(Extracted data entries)
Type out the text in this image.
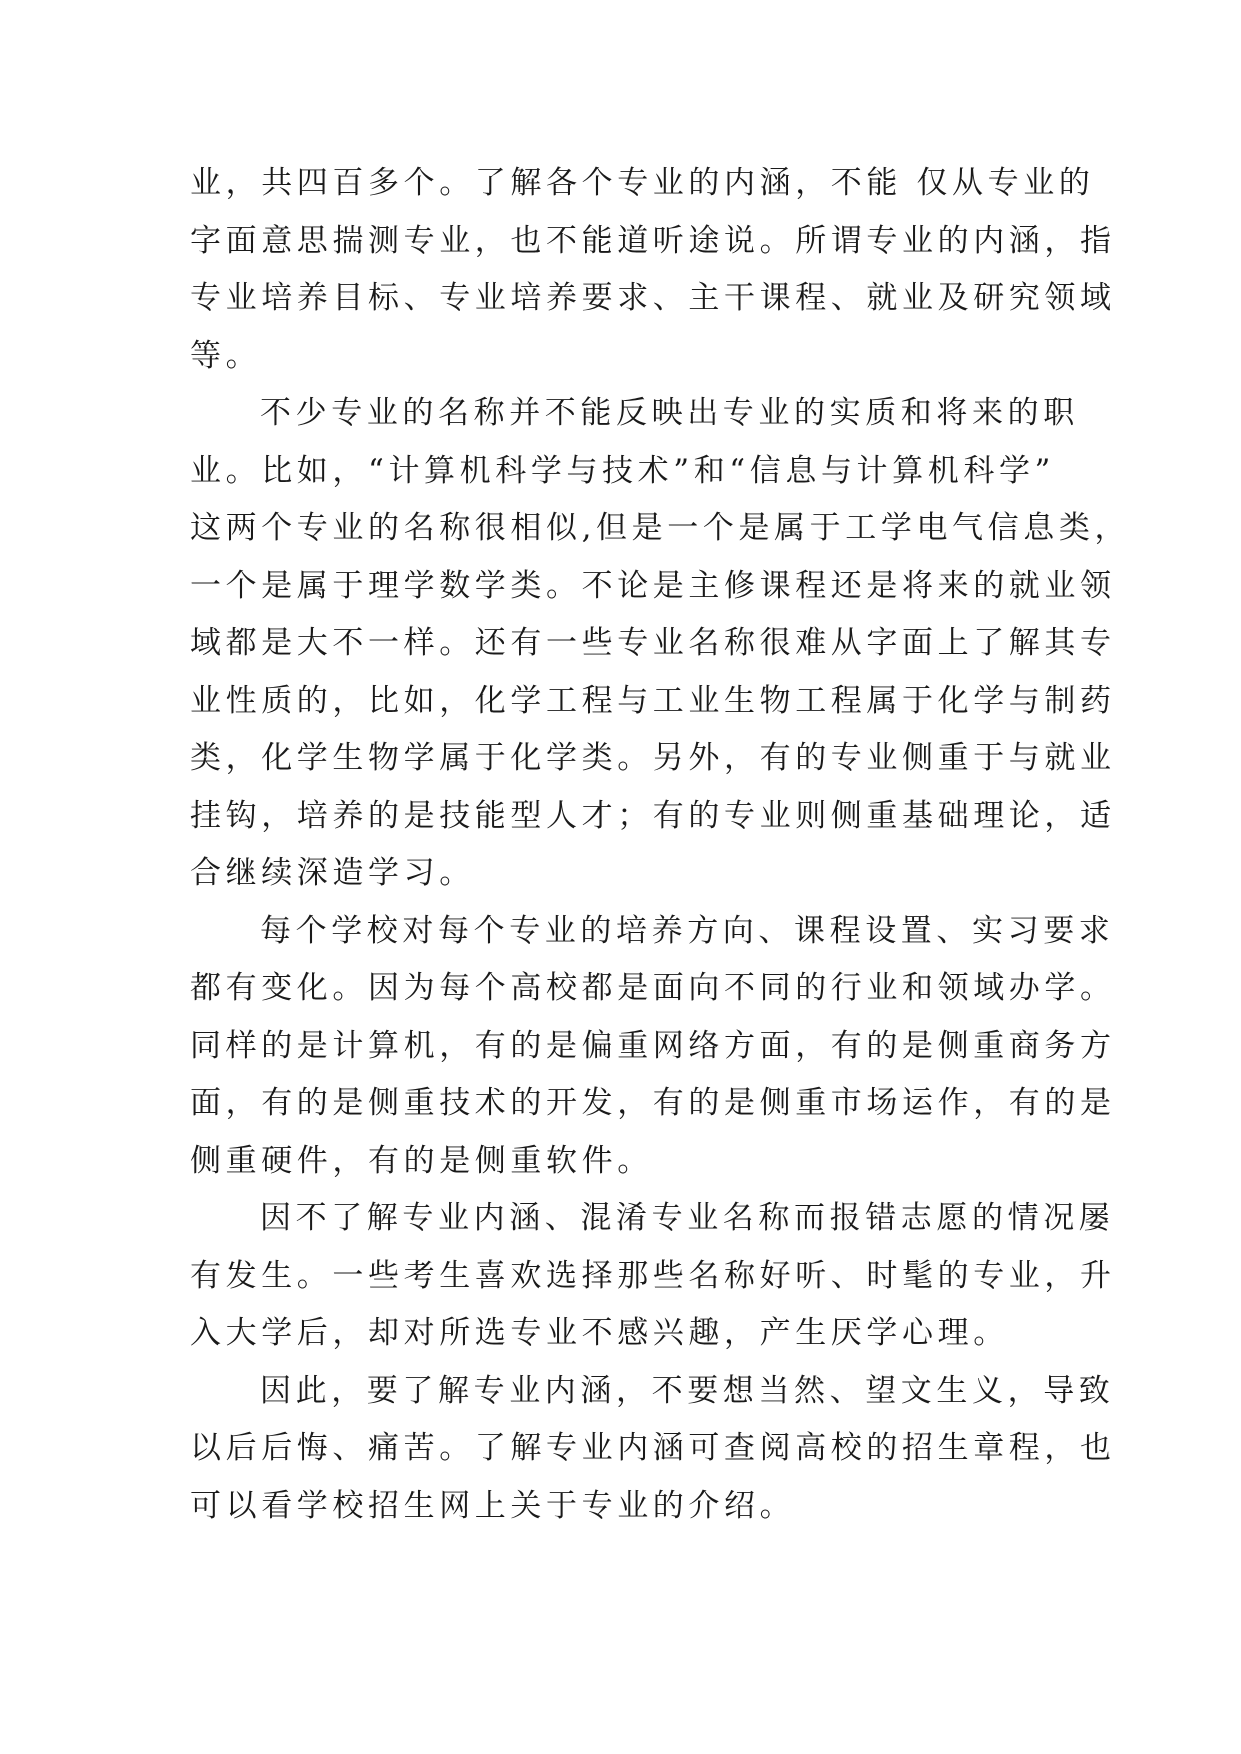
业，共四百多个。了解各个专业的内涵，不能 仅从专业的
字面意思揣测专业，也不能道听途说。所谓专业的内涵，指
专业培养目标、专业培养要求、主干课程、就业及研究领域
等。
不少专业的名称并不能反映出专业的实质和将来的职
业。比如，“计算机科学与技术”和“信息与计算机科学”
这两个专业的名称很相似,但是一个是属于工学电气信息类，
一个是属于理学数学类。不论是主修课程还是将来的就业领
域都是大不一样。还有一些专业名称很难从字面上了解其专
业性质的，比如，化学工程与工业生物工程属于化学与制药
类，化学生物学属于化学类。另外，有的专业侧重于与就业
挂钩，培养的是技能型人才；有的专业则侧重基础理论，适
合继续深造学习。
每个学校对每个专业的培养方向、课程设置、实习要求
都有变化。因为每个高校都是面向不同的行业和领域办学。
同样的是计算机，有的是偏重网络方面，有的是侧重商务方
面，有的是侧重技术的开发，有的是侧重市场运作，有的是
侧重硬件，有的是侧重软件。
因不了解专业内涵、混淆专业名称而报错志愿的情况屡
有发生。一些考生喜欢选择那些名称好听、时髦的专业，升
入大学后，却对所选专业不感兴趣，产生厌学心理。
因此，要了解专业内涵，不要想当然、望文生义，导致
以后后悔、痛苦。了解专业内涵可查阅高校的招生章程，也
可以看学校招生网上关于专业的介绍。
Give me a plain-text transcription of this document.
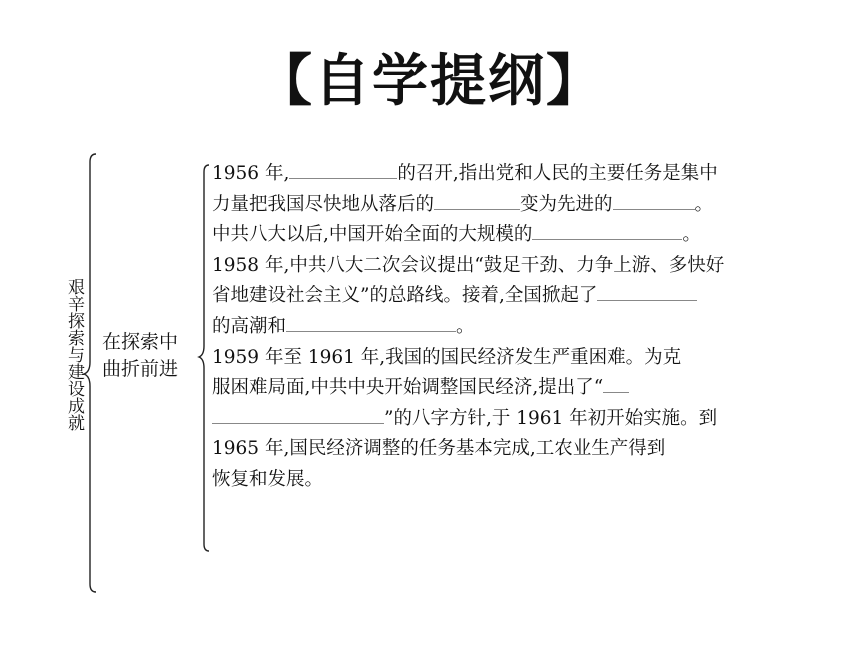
【自学提纲】
艰辛探索与建设成就 在探索中
曲折前进
1956 年,	的召开,指出党和人民的主要任务是集中
力量把我国尽快地从落后的	变为先进的	。
中共八大以后,中国开始全面的大规模的	。
1958 年,中共八大二次会议提出“鼓足干劲、力争上游、多快好
省地建设社会主义”的总路线。接着,全国掀起了
的高潮和	。
1959 年至 1961 年,我国的国民经济发生严重困难。为克
服困难局面,中共中央开始调整国民经济,提出了“
”的八字方针,于 1961 年初开始实施。到
1965 年,国民经济调整的任务基本完成,工农业生产得到
恢复和发展。
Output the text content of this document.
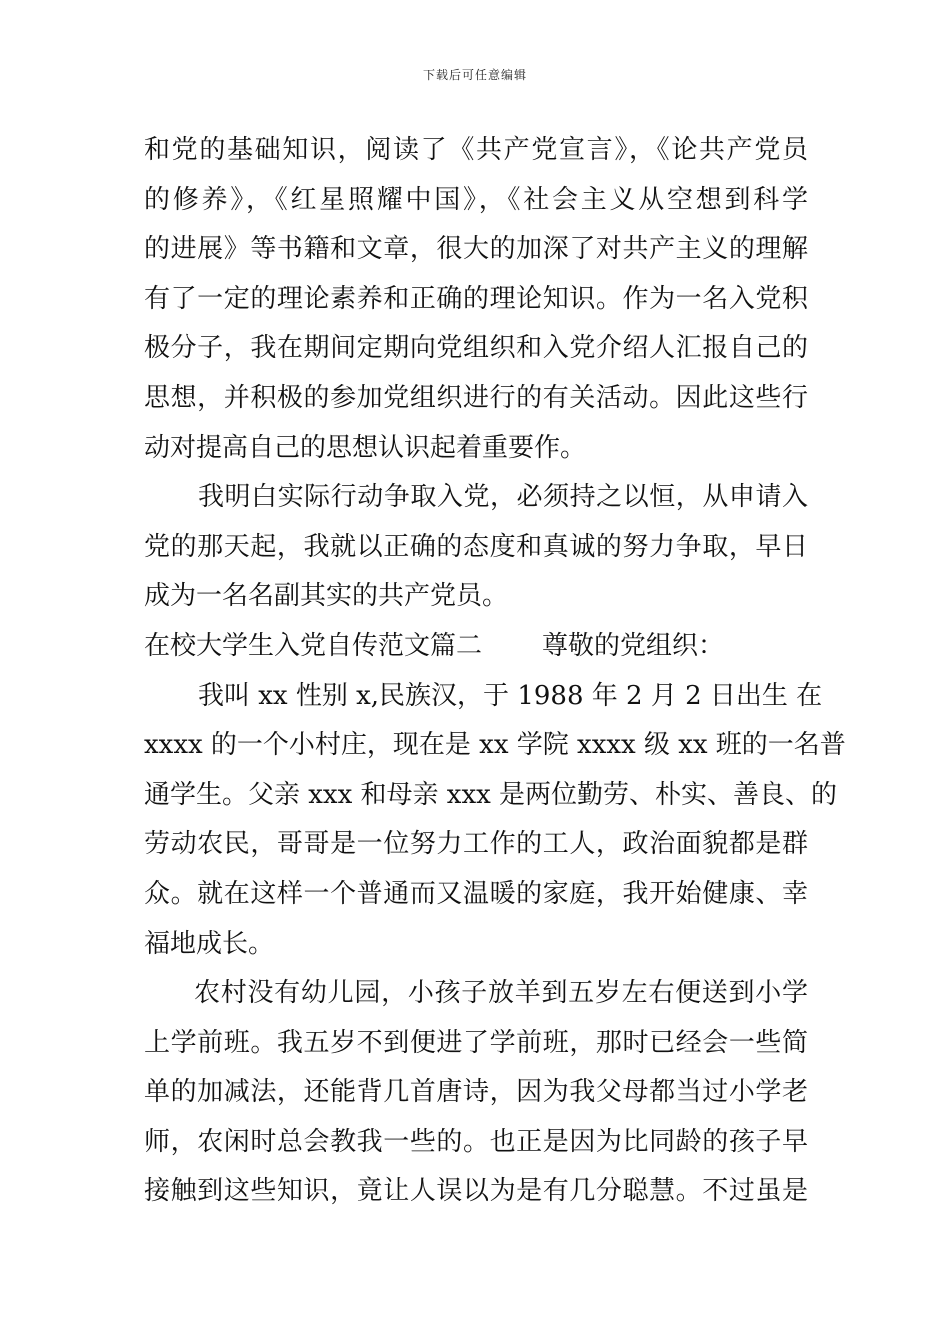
下载后可任意编辑
和党的基础知识，阅读了《共产党宣言》，《论共产党员
的修养》，《红星照耀中国》，《社会主义从空想到科学
的进展》等书籍和文章，很大的加深了对共产主义的理解
有了一定的理论素养和正确的理论知识。作为一名入党积
极分子，我在期间定期向党组织和入党介绍人汇报自己的
思想，并积极的参加党组织进行的有关活动。因此这些行
动对提高自己的思想认识起着重要作。
我明白实际行动争取入党，必须持之以恒，从申请入
党的那天起，我就以正确的态度和真诚的努力争取，早日
成为一名名副其实的共产党员。
在校大学生入党自传范文篇二 尊敬的党组织：
我叫 xx 性别 x,民族汉，于 1988 年 2 月 2 日出生 在
xxxx 的一个小村庄，现在是 xx 学院 xxxx 级 xx 班的一名普
通学生。父亲 xxx 和母亲 xxx 是两位勤劳、朴实、善良、的
劳动农民，哥哥是一位努力工作的工人，政治面貌都是群
众。就在这样一个普通而又温暖的家庭，我开始健康、幸
福地成长。
农村没有幼儿园，小孩子放羊到五岁左右便送到小学
上学前班。我五岁不到便进了学前班，那时已经会一些简
单的加减法，还能背几首唐诗，因为我父母都当过小学老
师，农闲时总会教我一些的。也正是因为比同龄的孩子早
接触到这些知识，竟让人误以为是有几分聪慧。不过虽是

### Short exercise:
All the material shown above is to be copied exactly, with no pictures carried over.

### Task result:
Type out the text in this image.
业，共四百多个。了解各个专业的内涵，不能 仅从专业的
字面意思揣测专业，也不能道听途说。所谓专业的内涵，指
专业培养目标、专业培养要求、主干课程、就业及研究领域
等。
不少专业的名称并不能反映出专业的实质和将来的职
业。比如，“计算机科学与技术”和“信息与计算机科学”
这两个专业的名称很相似,但是一个是属于工学电气信息类，
一个是属于理学数学类。不论是主修课程还是将来的就业领
域都是大不一样。还有一些专业名称很难从字面上了解其专
业性质的，比如，化学工程与工业生物工程属于化学与制药
类，化学生物学属于化学类。另外，有的专业侧重于与就业
挂钩，培养的是技能型人才；有的专业则侧重基础理论，适
合继续深造学习。
每个学校对每个专业的培养方向、课程设置、实习要求
都有变化。因为每个高校都是面向不同的行业和领域办学。
同样的是计算机，有的是偏重网络方面，有的是侧重商务方
面，有的是侧重技术的开发，有的是侧重市场运作，有的是
侧重硬件，有的是侧重软件。
因不了解专业内涵、混淆专业名称而报错志愿的情况屡
有发生。一些考生喜欢选择那些名称好听、时髦的专业，升
入大学后，却对所选专业不感兴趣，产生厌学心理。
因此，要了解专业内涵，不要想当然、望文生义，导致
以后后悔、痛苦。了解专业内涵可查阅高校的招生章程，也
可以看学校招生网上关于专业的介绍。
Give me a plain-text transcription of this document.
【自学提纲】
艰辛探索与建设成就 在探索中
曲折前进
1956 年,	的召开,指出党和人民的主要任务是集中
力量把我国尽快地从落后的	变为先进的	。
中共八大以后,中国开始全面的大规模的	。
1958 年,中共八大二次会议提出“鼓足干劲、力争上游、多快好
省地建设社会主义”的总路线。接着,全国掀起了
的高潮和	。
1959 年至 1961 年,我国的国民经济发生严重困难。为克
服困难局面,中共中央开始调整国民经济,提出了“
”的八字方针,于 1961 年初开始实施。到
1965 年,国民经济调整的任务基本完成,工农业生产得到
恢复和发展。
Output the text content of this document.
下载后可任意编辑
和党的基础知识，阅读了《共产党宣言》，《论共产党员
的修养》，《红星照耀中国》，《社会主义从空想到科学
的进展》等书籍和文章，很大的加深了对共产主义的理解
有了一定的理论素养和正确的理论知识。作为一名入党积
极分子，我在期间定期向党组织和入党介绍人汇报自己的
思想，并积极的参加党组织进行的有关活动。因此这些行
动对提高自己的思想认识起着重要作。
我明白实际行动争取入党，必须持之以恒，从申请入
党的那天起，我就以正确的态度和真诚的努力争取，早日
成为一名名副其实的共产党员。
在校大学生入党自传范文篇二 尊敬的党组织：
我叫 xx 性别 x,民族汉，于 1988 年 2 月 2 日出生 在
xxxx 的一个小村庄，现在是 xx 学院 xxxx 级 xx 班的一名普
通学生。父亲 xxx 和母亲 xxx 是两位勤劳、朴实、善良、的
劳动农民，哥哥是一位努力工作的工人，政治面貌都是群
众。就在这样一个普通而又温暖的家庭，我开始健康、幸
福地成长。
农村没有幼儿园，小孩子放羊到五岁左右便送到小学
上学前班。我五岁不到便进了学前班，那时已经会一些简
单的加减法，还能背几首唐诗，因为我父母都当过小学老
师，农闲时总会教我一些的。也正是因为比同龄的孩子早
接触到这些知识，竟让人误以为是有几分聪慧。不过虽是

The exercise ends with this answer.